## [What to do]
Go through the listing below and list every line with "устойчивости".

[Stored records]
▽

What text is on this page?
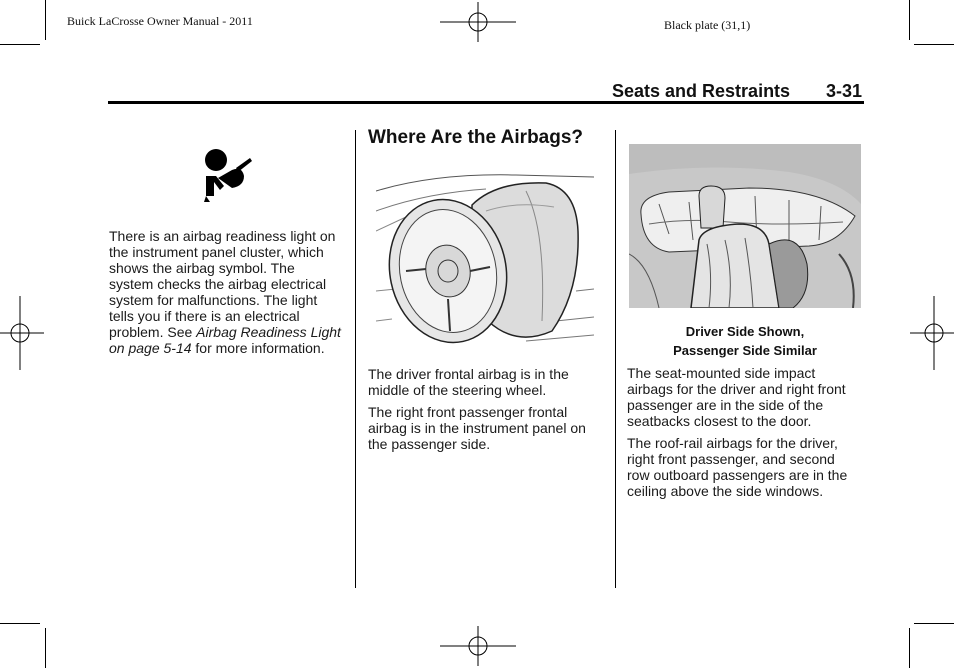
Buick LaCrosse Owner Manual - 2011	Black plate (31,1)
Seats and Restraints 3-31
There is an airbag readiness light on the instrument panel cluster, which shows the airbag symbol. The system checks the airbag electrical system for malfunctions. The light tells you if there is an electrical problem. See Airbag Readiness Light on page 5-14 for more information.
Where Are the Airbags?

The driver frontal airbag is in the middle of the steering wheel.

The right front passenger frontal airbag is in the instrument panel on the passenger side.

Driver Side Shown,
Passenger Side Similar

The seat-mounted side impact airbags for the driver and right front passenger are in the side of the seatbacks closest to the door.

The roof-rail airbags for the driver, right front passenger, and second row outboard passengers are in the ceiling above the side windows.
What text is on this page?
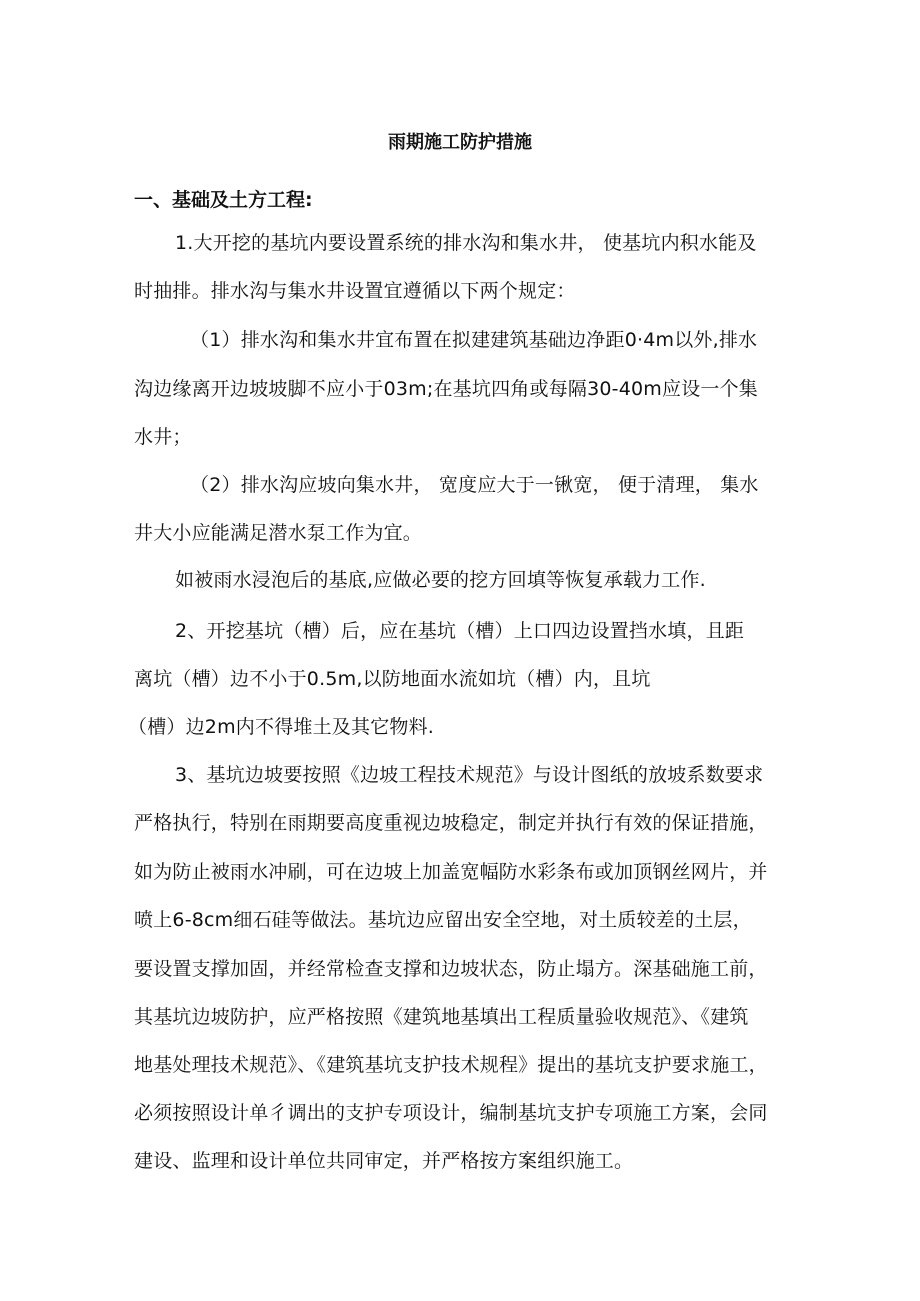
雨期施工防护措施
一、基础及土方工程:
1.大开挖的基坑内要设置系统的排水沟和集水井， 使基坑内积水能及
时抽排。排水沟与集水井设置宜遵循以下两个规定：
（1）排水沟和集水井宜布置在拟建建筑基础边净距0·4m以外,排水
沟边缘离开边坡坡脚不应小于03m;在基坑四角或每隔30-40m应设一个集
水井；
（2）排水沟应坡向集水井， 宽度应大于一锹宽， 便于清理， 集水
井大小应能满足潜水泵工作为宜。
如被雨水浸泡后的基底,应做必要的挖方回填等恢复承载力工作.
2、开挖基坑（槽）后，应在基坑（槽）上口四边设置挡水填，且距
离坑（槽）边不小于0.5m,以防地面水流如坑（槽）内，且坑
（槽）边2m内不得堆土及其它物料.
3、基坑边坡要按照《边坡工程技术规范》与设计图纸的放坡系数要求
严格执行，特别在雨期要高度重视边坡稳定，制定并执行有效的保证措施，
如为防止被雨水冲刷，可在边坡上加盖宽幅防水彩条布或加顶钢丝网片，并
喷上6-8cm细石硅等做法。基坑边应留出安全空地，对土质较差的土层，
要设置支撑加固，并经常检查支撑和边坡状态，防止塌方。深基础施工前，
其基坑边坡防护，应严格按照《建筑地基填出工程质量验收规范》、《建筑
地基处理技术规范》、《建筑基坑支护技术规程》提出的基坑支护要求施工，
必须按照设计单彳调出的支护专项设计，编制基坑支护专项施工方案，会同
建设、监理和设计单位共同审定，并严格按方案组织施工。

△
▽

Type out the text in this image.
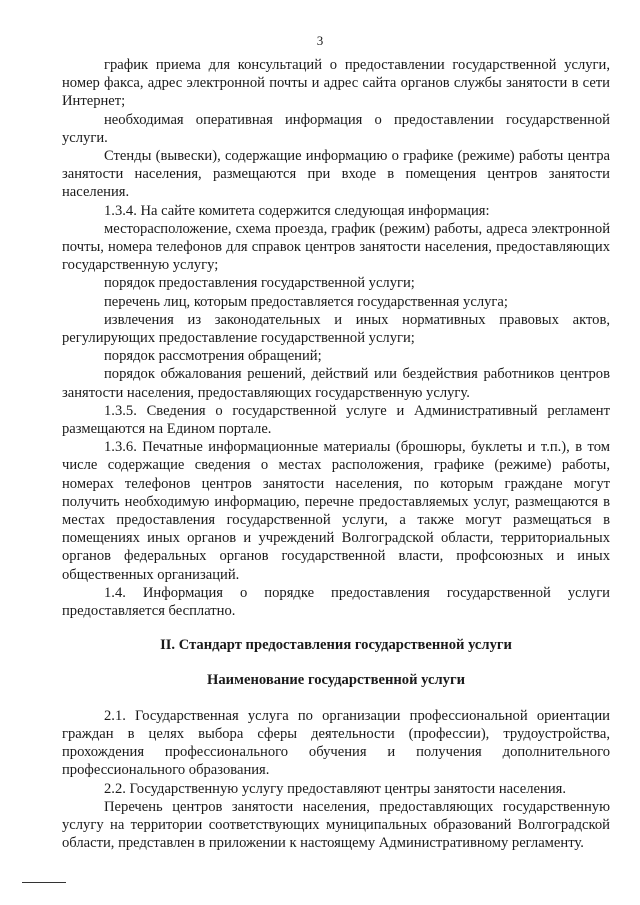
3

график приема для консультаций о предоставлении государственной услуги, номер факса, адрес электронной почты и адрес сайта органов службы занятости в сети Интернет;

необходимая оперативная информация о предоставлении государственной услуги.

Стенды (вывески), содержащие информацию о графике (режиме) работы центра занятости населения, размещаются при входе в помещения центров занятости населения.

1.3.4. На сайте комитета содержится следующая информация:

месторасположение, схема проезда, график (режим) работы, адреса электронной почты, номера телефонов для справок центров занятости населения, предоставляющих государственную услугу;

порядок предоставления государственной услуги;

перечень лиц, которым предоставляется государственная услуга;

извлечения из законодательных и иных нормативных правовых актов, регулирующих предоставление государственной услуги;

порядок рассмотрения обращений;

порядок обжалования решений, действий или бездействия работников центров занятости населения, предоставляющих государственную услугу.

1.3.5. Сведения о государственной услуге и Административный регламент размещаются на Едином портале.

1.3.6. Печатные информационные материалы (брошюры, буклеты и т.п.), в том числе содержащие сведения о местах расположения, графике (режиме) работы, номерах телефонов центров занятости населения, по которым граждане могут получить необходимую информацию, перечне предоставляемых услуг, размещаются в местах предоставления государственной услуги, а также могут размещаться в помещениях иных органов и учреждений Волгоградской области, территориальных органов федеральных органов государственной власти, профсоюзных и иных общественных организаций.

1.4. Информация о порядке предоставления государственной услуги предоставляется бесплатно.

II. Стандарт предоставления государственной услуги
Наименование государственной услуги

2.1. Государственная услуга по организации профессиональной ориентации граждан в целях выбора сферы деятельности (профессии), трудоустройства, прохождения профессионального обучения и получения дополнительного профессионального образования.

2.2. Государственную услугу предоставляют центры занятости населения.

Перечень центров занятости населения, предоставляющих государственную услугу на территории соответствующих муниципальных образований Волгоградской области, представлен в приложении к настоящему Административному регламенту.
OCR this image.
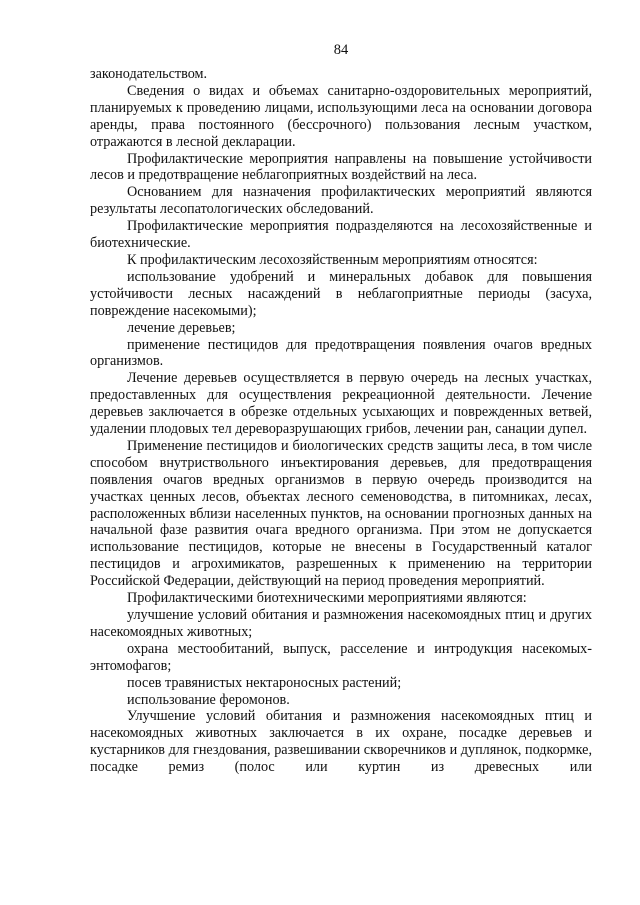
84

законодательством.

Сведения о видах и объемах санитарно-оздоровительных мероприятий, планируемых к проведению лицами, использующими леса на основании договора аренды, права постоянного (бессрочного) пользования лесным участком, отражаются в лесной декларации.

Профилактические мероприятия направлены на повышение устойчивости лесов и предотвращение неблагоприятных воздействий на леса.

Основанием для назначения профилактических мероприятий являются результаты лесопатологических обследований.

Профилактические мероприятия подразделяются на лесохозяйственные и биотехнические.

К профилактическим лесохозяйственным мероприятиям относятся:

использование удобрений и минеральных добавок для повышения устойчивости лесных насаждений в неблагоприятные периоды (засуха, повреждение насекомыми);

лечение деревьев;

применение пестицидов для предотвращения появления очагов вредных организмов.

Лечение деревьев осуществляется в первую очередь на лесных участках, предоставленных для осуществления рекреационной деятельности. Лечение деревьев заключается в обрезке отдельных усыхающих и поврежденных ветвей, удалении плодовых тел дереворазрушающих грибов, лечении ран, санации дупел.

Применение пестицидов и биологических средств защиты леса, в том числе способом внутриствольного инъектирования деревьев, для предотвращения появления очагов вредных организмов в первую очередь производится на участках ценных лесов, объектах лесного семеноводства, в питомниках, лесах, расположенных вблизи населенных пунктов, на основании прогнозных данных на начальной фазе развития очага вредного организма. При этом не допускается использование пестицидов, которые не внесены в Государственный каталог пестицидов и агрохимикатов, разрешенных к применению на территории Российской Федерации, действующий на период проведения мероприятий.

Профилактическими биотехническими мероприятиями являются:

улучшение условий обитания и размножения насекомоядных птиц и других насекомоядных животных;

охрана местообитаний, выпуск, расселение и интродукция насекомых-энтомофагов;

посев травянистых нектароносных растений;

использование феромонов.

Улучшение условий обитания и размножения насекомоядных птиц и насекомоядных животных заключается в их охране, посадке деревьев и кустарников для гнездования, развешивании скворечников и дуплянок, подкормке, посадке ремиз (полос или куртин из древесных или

△

## [Problem solution]
Профилактические мероприятия направлены на повышение устойчивости лесов и предотвращение неблагоприятных воздействий на леса.
использование удобрений и минеральных добавок для повышения устойчивости лесных насаждений в неблагоприятные периоды (засуха, повреждение насекомыми);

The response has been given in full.